**Given exercise:** Exactly and only the lines from the line holding "Serialize everything readable" to the end of the records should be reproduced. Leave pictures out.

-------- Data shown

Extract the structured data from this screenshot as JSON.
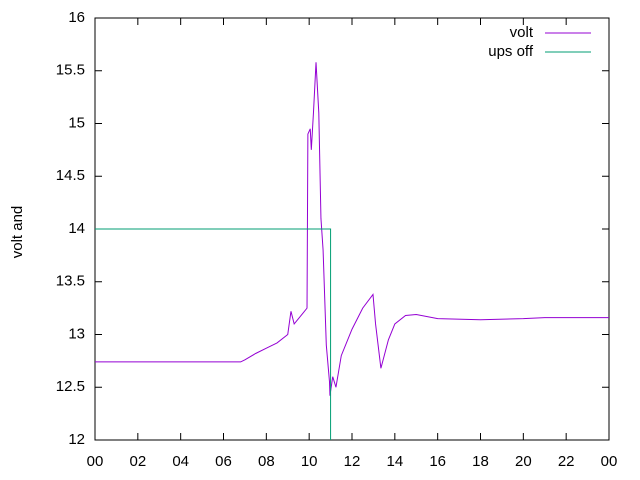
{
  "chart_data": {
    "type": "line",
    "ylabel": "volt and",
    "xlim": [
      0,
      24
    ],
    "ylim": [
      12,
      16
    ],
    "xticks": [
      {
        "value": 0,
        "label": "00"
      },
      {
        "value": 2,
        "label": "02"
      },
      {
        "value": 4,
        "label": "04"
      },
      {
        "value": 6,
        "label": "06"
      },
      {
        "value": 8,
        "label": "08"
      },
      10,
      12,
      14,
      16,
      18,
      20,
      22,
      {
        "value": 24,
        "label": "00"
      }
    ],
    "yticks": [
      12,
      12.5,
      13,
      13.5,
      14,
      14.5,
      15,
      15.5,
      16
    ],
    "legend": "top-right",
    "series": [
      {
        "name": "volt",
        "color": "#9400d3",
        "x": [
          0,
          3,
          6.8,
          7,
          7.5,
          8,
          8.5,
          9,
          9.15,
          9.3,
          9.5,
          9.7,
          9.9,
          9.94,
          10.05,
          10.1,
          10.2,
          10.32,
          10.45,
          10.55,
          10.65,
          10.8,
          10.95,
          10.97,
          11.1,
          11.25,
          11.5,
          12,
          12.5,
          12.98,
          13.1,
          13.35,
          13.7,
          14,
          14.5,
          15,
          16,
          18,
          20,
          21,
          24
        ],
        "values": [
          12.74,
          12.74,
          12.74,
          12.76,
          12.82,
          12.87,
          12.92,
          13.0,
          13.22,
          13.1,
          13.15,
          13.2,
          13.25,
          14.9,
          14.95,
          14.75,
          15.1,
          15.58,
          15.1,
          14.1,
          13.8,
          12.9,
          12.55,
          12.42,
          12.6,
          12.5,
          12.8,
          13.05,
          13.25,
          13.38,
          13.1,
          12.68,
          12.95,
          13.1,
          13.18,
          13.19,
          13.15,
          13.14,
          13.15,
          13.16,
          13.16
        ]
      },
      {
        "name": "ups off",
        "color": "#009e73",
        "x": [
          0,
          11,
          11
        ],
        "values": [
          14,
          14,
          12
        ]
      }
    ]
  }
}
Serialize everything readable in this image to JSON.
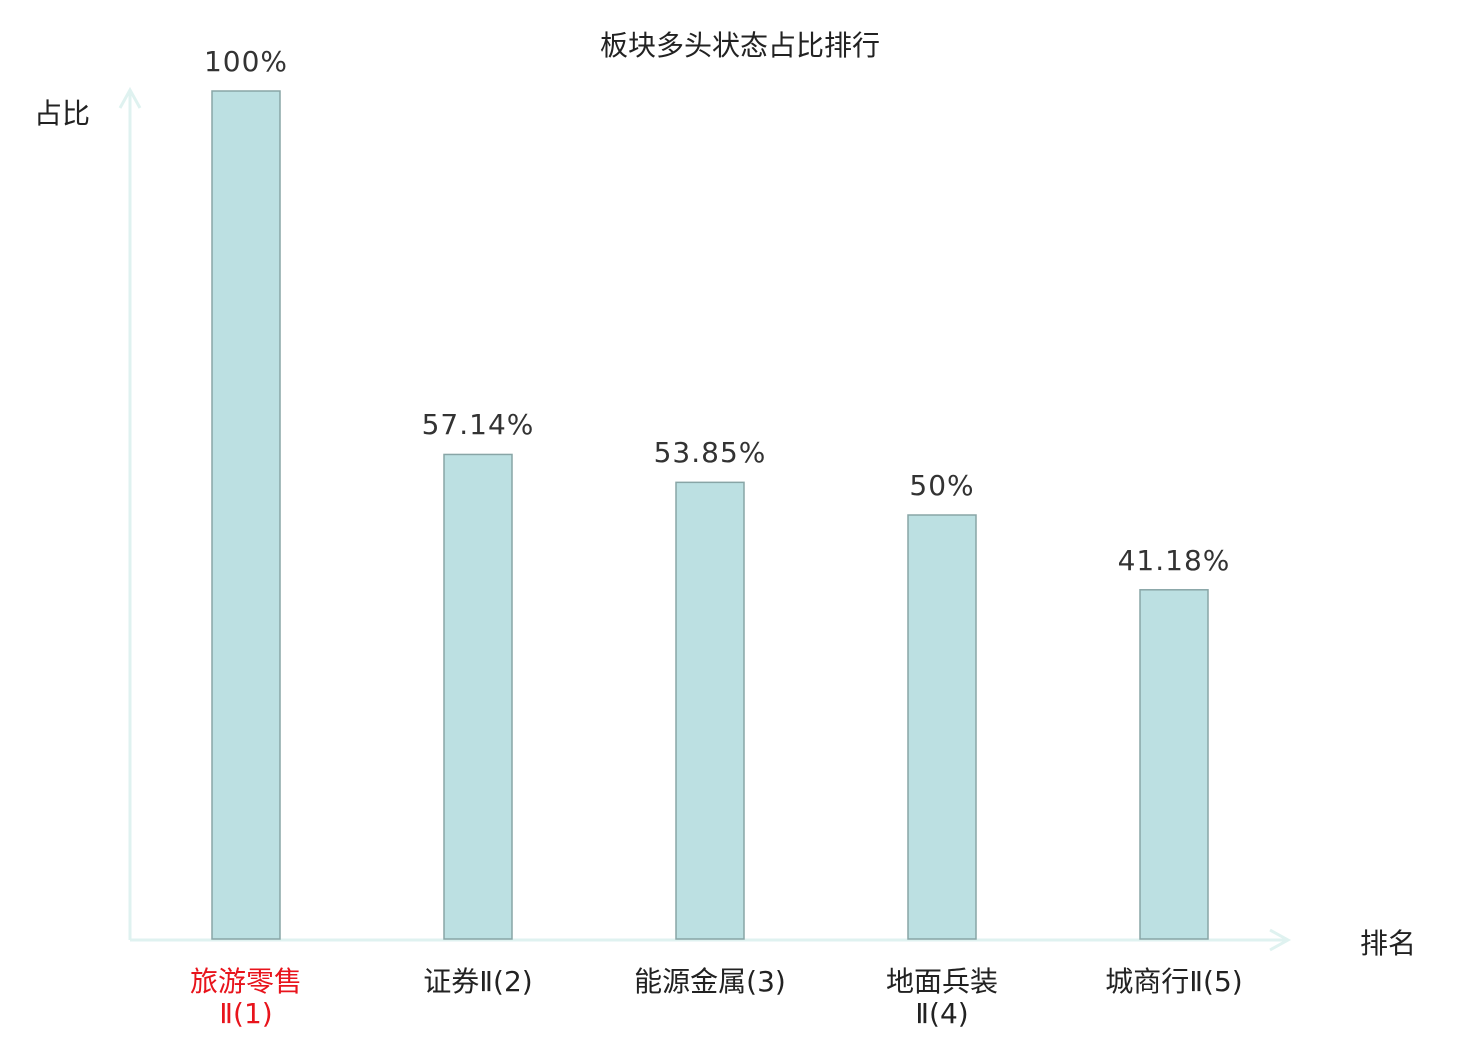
{
  "chart_data": {
    "type": "bar",
    "title": "板块多头状态占比排行",
    "xlabel": "排名",
    "ylabel": "占比",
    "categories": [
      "旅游零售Ⅱ(1)",
      "证券Ⅱ(2)",
      "能源金属(3)",
      "地面兵装Ⅱ(4)",
      "城商行Ⅱ(5)"
    ],
    "values": [
      100,
      57.14,
      53.85,
      50,
      41.18
    ],
    "value_labels": [
      "100%",
      "57.14%",
      "53.85%",
      "50%",
      "41.18%"
    ],
    "ylim": [
      0,
      100
    ],
    "grid": false,
    "highlight_category_index": 0,
    "colors": {
      "bar_fill": "#bce0e2",
      "bar_stroke": "#88a5a6",
      "axis": "#dff2f0",
      "highlight_text": "#e8141c",
      "text": "#222222"
    }
  }
}
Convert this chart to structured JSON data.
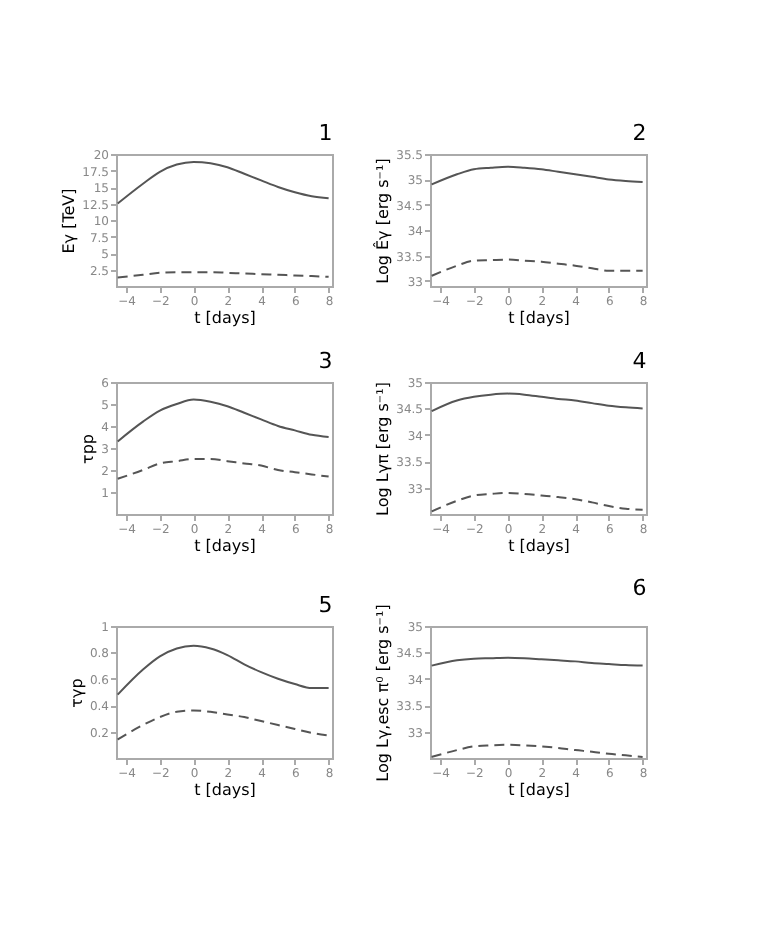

----------------

**Task solution:**
Serialize everything readable in this image to JSON.
{
  "chart_data": {
    "type": "bar",
    "title": "板块多头状态占比排行",
    "xlabel": "排名",
    "ylabel": "占比",
    "categories": [
      "旅游零售Ⅱ(1)",
      "证券Ⅱ(2)",
      "能源金属(3)",
      "地面兵装Ⅱ(4)",
      "城商行Ⅱ(5)"
    ],
    "values": [
      100,
      57.14,
      53.85,
      50,
      41.18
    ],
    "value_labels": [
      "100%",
      "57.14%",
      "53.85%",
      "50%",
      "41.18%"
    ],
    "ylim": [
      0,
      100
    ],
    "grid": false,
    "highlight_category_index": 0,
    "colors": {
      "bar_fill": "#bce0e2",
      "bar_stroke": "#88a5a6",
      "axis": "#dff2f0",
      "highlight_text": "#e8141c",
      "text": "#222222"
    }
  }
}
Convert this chart to structured JSON data.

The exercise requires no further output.